Stated task: Update the records below so that each "pert-legend-swatch" reads "legend-swatch", with every other part left unchanged. Leave the pictures out of your answer.

(Layout annotation records)
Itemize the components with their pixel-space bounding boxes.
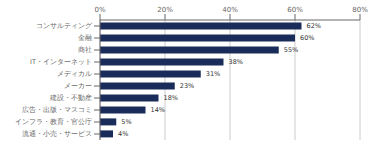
svg-text:80%: 80% [352, 6, 368, 14]
svg-text:建設・不動産: 建設・不動産 [49, 94, 92, 102]
svg-text:31%: 31% [206, 70, 220, 78]
svg-text:38%: 38% [229, 58, 243, 66]
svg-text:20%: 20% [157, 6, 173, 14]
svg-text:コンサルティング: コンサルティング [36, 22, 93, 30]
svg-text:メーカー: メーカー [64, 82, 92, 90]
svg-text:60%: 60% [287, 6, 303, 14]
svg-text:40%: 40% [222, 6, 238, 14]
svg-text:メディカル: メディカル [57, 70, 92, 78]
svg-text:18%: 18% [164, 94, 178, 102]
svg-text:0%: 0% [94, 6, 105, 14]
svg-text:60%: 60% [300, 34, 314, 42]
svg-text:インフラ・教育・官公庁: インフラ・教育・官公庁 [15, 117, 92, 126]
svg-text:55%: 55% [284, 46, 298, 54]
svg-text:5%: 5% [121, 118, 131, 126]
svg-text:金融: 金融 [78, 34, 92, 42]
svg-text:23%: 23% [180, 82, 194, 90]
svg-text:4%: 4% [118, 130, 128, 138]
svg-text:広告・出版・マスコミ: 広告・出版・マスコミ [22, 106, 92, 114]
svg-text:62%: 62% [307, 22, 321, 30]
svg-text:商社: 商社 [78, 46, 92, 54]
svg-text:IT・インターネット: IT・インターネット [30, 58, 92, 66]
svg-text:14%: 14% [151, 106, 165, 114]
svg-text:流通・小売・サービス: 流通・小売・サービス [22, 130, 92, 138]
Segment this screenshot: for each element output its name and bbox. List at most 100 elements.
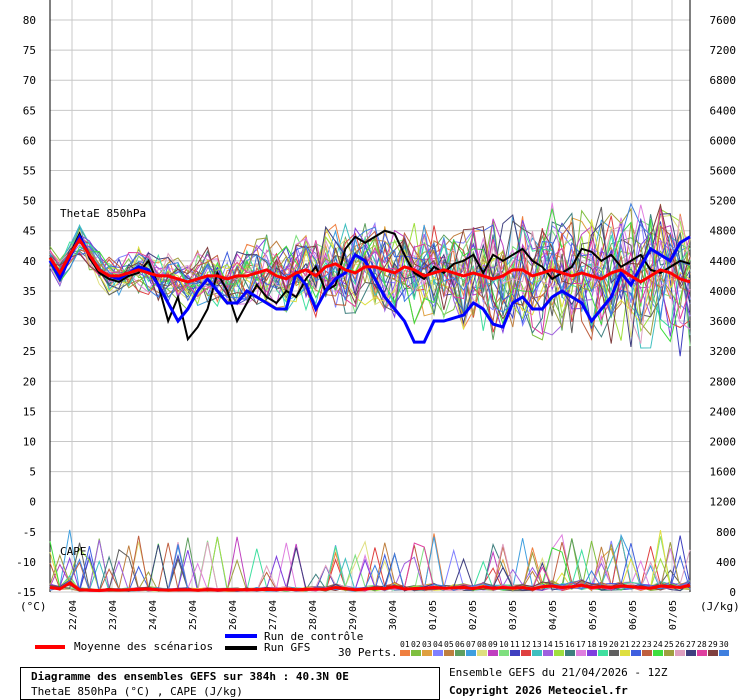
cape-panel-label: CAPE [60, 545, 87, 558]
left-tick-label: 35 [23, 285, 36, 298]
pert-legend-swatch [433, 650, 443, 656]
pert-legend-swatch [532, 650, 542, 656]
pert-legend-swatch [554, 650, 564, 656]
pert-legend-label: 21 [620, 640, 630, 649]
pert-legend-swatch [510, 650, 520, 656]
pert-legend-swatch [422, 650, 432, 656]
right-tick-label: 3200 [710, 345, 737, 358]
perturbation-line [49, 208, 691, 335]
pert-legend-label: 20 [609, 640, 619, 649]
pert-legend-swatch [620, 650, 630, 656]
left-tick-label: 50 [23, 195, 36, 208]
x-tick-label: 02/05 [468, 600, 479, 630]
pert-legend-swatch [411, 650, 421, 656]
x-tick-label: 03/05 [508, 600, 519, 630]
left-tick-label: 0 [29, 496, 36, 509]
right-tick-label: 1600 [710, 466, 737, 479]
x-tick-label: 26/04 [228, 600, 239, 630]
pert-legend-swatch [587, 650, 597, 656]
right-tick-label: 400 [716, 556, 736, 569]
left-tick-label: -10 [16, 556, 36, 569]
left-tick-label: 60 [23, 134, 36, 147]
thetae-panel-label: ThetaE 850hPa [60, 207, 146, 220]
pert-legend-label: 26 [675, 640, 685, 649]
left-tick-label: 40 [23, 255, 36, 268]
right-tick-label: 2000 [710, 435, 737, 448]
pert-legend-label: 01 [400, 640, 410, 649]
left-tick-label: -15 [16, 586, 36, 599]
pert-legend-label: 05 [444, 640, 454, 649]
pert-legend-swatch [521, 650, 531, 656]
right-tick-label: 1200 [710, 496, 737, 509]
left-tick-label: 15 [23, 405, 36, 418]
mean-line [48, 237, 691, 284]
pert-legend-swatch [466, 650, 476, 656]
gfs-legend-swatch [225, 646, 257, 650]
pert-legend-label: 14 [543, 640, 553, 649]
pert-legend-swatch [576, 650, 586, 656]
control-legend-swatch [225, 634, 257, 638]
left-unit-label: (°C) [20, 600, 47, 613]
pert-legend-label: 09 [488, 640, 498, 649]
pert-legend-swatch [675, 650, 685, 656]
ensemble-run-label: Ensemble GEFS du 21/04/2026 - 12Z [449, 666, 668, 679]
pert-legend-swatch [686, 650, 696, 656]
left-tick-label: 30 [23, 315, 36, 328]
pert-legend-label: 12 [521, 640, 531, 649]
right-tick-label: 3600 [710, 315, 737, 328]
pert-legend-label: 11 [510, 640, 520, 649]
pert-legend-swatch [444, 650, 454, 656]
pert-legend-swatch [477, 650, 487, 656]
x-tick-label: 29/04 [348, 600, 359, 630]
pert-legend-swatch [598, 650, 608, 656]
pert-legend-swatch [631, 650, 641, 656]
pert-legend-swatch [543, 650, 553, 656]
x-tick-label: 28/04 [308, 600, 319, 630]
pert-legend-label: 08 [477, 640, 487, 649]
pert-legend-label: 22 [631, 640, 641, 649]
pert-legend-label: 03 [422, 640, 432, 649]
pert-legend-label: 10 [499, 640, 509, 649]
control-line [48, 233, 691, 344]
x-tick-label: 04/05 [548, 600, 559, 630]
pert-legend-swatch [400, 650, 410, 656]
pert-legend-label: 18 [587, 640, 597, 649]
left-tick-label: 45 [23, 225, 36, 238]
left-tick-label: 25 [23, 345, 36, 358]
pert-legend-swatch [653, 650, 663, 656]
pert-legend-label: 13 [532, 640, 542, 649]
left-tick-label: 80 [23, 14, 36, 27]
perturbation-line [49, 225, 691, 331]
pert-legend-swatch [719, 650, 729, 656]
main-series [48, 229, 691, 592]
right-unit-label: (J/kg) [700, 600, 740, 613]
right-tick-label: 0 [729, 586, 736, 599]
pert-legend-label: 23 [642, 640, 652, 649]
right-tick-label: 2800 [710, 375, 737, 388]
left-tick-label: 5 [29, 466, 36, 479]
mean-legend-label: Moyenne des scénarios [74, 640, 214, 653]
right-tick-label: 5600 [710, 165, 737, 178]
info-box: Diagramme des ensembles GEFS sur 384h : … [20, 667, 440, 700]
cape-mean-line [49, 581, 691, 592]
perts-label: 30 Perts. [338, 646, 398, 659]
pert-legend-label: 02 [411, 640, 421, 649]
pert-legend-swatch [609, 650, 619, 656]
left-tick-label: -5 [23, 526, 36, 539]
x-tick-label: 30/04 [388, 600, 399, 630]
pert-legend-label: 29 [708, 640, 718, 649]
pert-legend-label: 28 [697, 640, 707, 649]
chart-grid [49, 0, 691, 593]
left-tick-label: 70 [23, 74, 36, 87]
gfs-legend-label: Run GFS [264, 641, 311, 654]
right-tick-label: 6800 [710, 74, 737, 87]
left-tick-label: 65 [23, 104, 36, 117]
left-tick-label: 20 [23, 375, 36, 388]
right-tick-label: 6000 [710, 134, 737, 147]
right-tick-label: 4800 [710, 225, 737, 238]
right-tick-label: 7200 [710, 44, 737, 57]
x-tick-label: 24/04 [148, 600, 159, 630]
pert-legend-swatch [488, 650, 498, 656]
perturbation-legend: 01 02 03 04 05 06 07 08 09 10 11 12 13 14 15 16 17 18 19 20… [400, 640, 729, 656]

Complete output:
Itemize the components with their pixel-space bounding boxes.
svg-text:80%: 80% [352, 6, 368, 14]
svg-text:建設・不動産: 建設・不動産 [49, 94, 92, 102]
svg-text:31%: 31% [206, 70, 220, 78]
svg-text:38%: 38% [229, 58, 243, 66]
svg-text:20%: 20% [157, 6, 173, 14]
svg-text:コンサルティング: コンサルティング [36, 22, 93, 30]
svg-text:メーカー: メーカー [64, 82, 92, 90]
svg-text:60%: 60% [287, 6, 303, 14]
svg-text:40%: 40% [222, 6, 238, 14]
svg-text:メディカル: メディカル [57, 70, 92, 78]
svg-text:18%: 18% [164, 94, 178, 102]
svg-text:0%: 0% [94, 6, 105, 14]
svg-text:60%: 60% [300, 34, 314, 42]
svg-text:インフラ・教育・官公庁: インフラ・教育・官公庁 [15, 117, 92, 126]
svg-text:55%: 55% [284, 46, 298, 54]
svg-text:5%: 5% [121, 118, 131, 126]
svg-text:金融: 金融 [78, 34, 92, 42]
svg-text:23%: 23% [180, 82, 194, 90]
svg-text:4%: 4% [118, 130, 128, 138]
svg-text:広告・出版・マスコミ: 広告・出版・マスコミ [22, 106, 92, 114]
svg-text:62%: 62% [307, 22, 321, 30]
svg-text:商社: 商社 [78, 46, 92, 54]
svg-text:IT・インターネット: IT・インターネット [30, 58, 92, 66]
svg-text:14%: 14% [151, 106, 165, 114]
svg-text:流通・小売・サービス: 流通・小売・サービス [22, 130, 92, 138]
Segment this screenshot: for each element output its name and bbox. List at most 100 elements.
cape-panel-label: CAPE [60, 545, 87, 558]
left-tick-label: 35 [23, 285, 36, 298]
legend-swatch [433, 650, 443, 656]
legend-swatch [532, 650, 542, 656]
legend-swatch [554, 650, 564, 656]
pert-legend-label: 21 [620, 640, 630, 649]
legend-swatch [510, 650, 520, 656]
legend-swatch [422, 650, 432, 656]
right-tick-label: 3200 [710, 345, 737, 358]
perturbation-line [49, 208, 691, 335]
pert-legend-label: 20 [609, 640, 619, 649]
legend-swatch [620, 650, 630, 656]
left-tick-label: 50 [23, 195, 36, 208]
x-tick-label: 02/05 [468, 600, 479, 630]
legend-swatch [411, 650, 421, 656]
x-tick-label: 03/05 [508, 600, 519, 630]
left-tick-label: 0 [29, 496, 36, 509]
right-tick-label: 1600 [710, 466, 737, 479]
x-tick-label: 26/04 [228, 600, 239, 630]
legend-swatch [587, 650, 597, 656]
right-tick-label: 400 [716, 556, 736, 569]
left-tick-label: -10 [16, 556, 36, 569]
left-tick-label: 60 [23, 134, 36, 147]
thetae-panel-label: ThetaE 850hPa [60, 207, 146, 220]
pert-legend-label: 26 [675, 640, 685, 649]
left-tick-label: 40 [23, 255, 36, 268]
right-tick-label: 2000 [710, 435, 737, 448]
pert-legend-label: 01 [400, 640, 410, 649]
left-tick-label: -15 [16, 586, 36, 599]
pert-legend-label: 05 [444, 640, 454, 649]
legend-swatch [521, 650, 531, 656]
right-tick-label: 1200 [710, 496, 737, 509]
left-tick-label: 15 [23, 405, 36, 418]
mean-line [48, 237, 691, 284]
legend-swatch [466, 650, 476, 656]
gfs-legend-swatch [225, 646, 257, 650]
pert-legend-label: 14 [543, 640, 553, 649]
legend-swatch [576, 650, 586, 656]
control-legend-swatch [225, 634, 257, 638]
left-unit-label: (°C) [20, 600, 47, 613]
pert-legend-label: 09 [488, 640, 498, 649]
legend-swatch [675, 650, 685, 656]
ensemble-run-label: Ensemble GEFS du 21/04/2026 - 12Z [449, 666, 668, 679]
legend-swatch [686, 650, 696, 656]
left-tick-label: 30 [23, 315, 36, 328]
pert-legend-label: 12 [521, 640, 531, 649]
right-tick-label: 3600 [710, 315, 737, 328]
pert-legend-label: 11 [510, 640, 520, 649]
legend-swatch [444, 650, 454, 656]
legend-swatch [477, 650, 487, 656]
x-tick-label: 29/04 [348, 600, 359, 630]
legend-swatch [598, 650, 608, 656]
legend-swatch [631, 650, 641, 656]
legend-swatch [543, 650, 553, 656]
x-tick-label: 28/04 [308, 600, 319, 630]
pert-legend-label: 08 [477, 640, 487, 649]
pert-legend-label: 22 [631, 640, 641, 649]
pert-legend-label: 03 [422, 640, 432, 649]
pert-legend-label: 10 [499, 640, 509, 649]
control-line [48, 233, 691, 344]
x-tick-label: 04/05 [548, 600, 559, 630]
legend-swatch [400, 650, 410, 656]
pert-legend-label: 18 [587, 640, 597, 649]
left-tick-label: 45 [23, 225, 36, 238]
left-tick-label: 25 [23, 345, 36, 358]
legend-swatch [653, 650, 663, 656]
pert-legend-label: 13 [532, 640, 542, 649]
left-tick-label: 80 [23, 14, 36, 27]
perturbation-line [49, 225, 691, 331]
legend-swatch [719, 650, 729, 656]
main-series [48, 229, 691, 592]
right-unit-label: (J/kg) [700, 600, 740, 613]
right-tick-label: 0 [729, 586, 736, 599]
pert-legend-label: 23 [642, 640, 652, 649]
right-tick-label: 2800 [710, 375, 737, 388]
left-tick-label: 5 [29, 466, 36, 479]
mean-legend-label: Moyenne des scénarios [74, 640, 214, 653]
right-tick-label: 5600 [710, 165, 737, 178]
info-box: Diagramme des ensembles GEFS sur 384h : … [20, 667, 440, 700]
cape-mean-line [49, 581, 691, 592]
perts-label: 30 Perts. [338, 646, 398, 659]
pert-legend-label: 02 [411, 640, 421, 649]
legend-swatch [609, 650, 619, 656]
left-tick-label: -5 [23, 526, 36, 539]
x-tick-label: 30/04 [388, 600, 399, 630]
pert-legend-label: 29 [708, 640, 718, 649]
pert-legend-label: 28 [697, 640, 707, 649]
chart-grid [49, 0, 691, 593]
left-tick-label: 70 [23, 74, 36, 87]
gfs-legend-label: Run GFS [264, 641, 311, 654]
right-tick-label: 6800 [710, 74, 737, 87]
left-tick-label: 65 [23, 104, 36, 117]
left-tick-label: 20 [23, 375, 36, 388]
right-tick-label: 6000 [710, 134, 737, 147]
right-tick-label: 4800 [710, 225, 737, 238]
right-tick-label: 7200 [710, 44, 737, 57]
x-tick-label: 24/04 [148, 600, 159, 630]
legend-swatch [488, 650, 498, 656]
perturbation-legend: 01 02 03 04 05 06 07 08 09 10 11 12 13 14 15 16 17 18 19 20… [400, 640, 729, 656]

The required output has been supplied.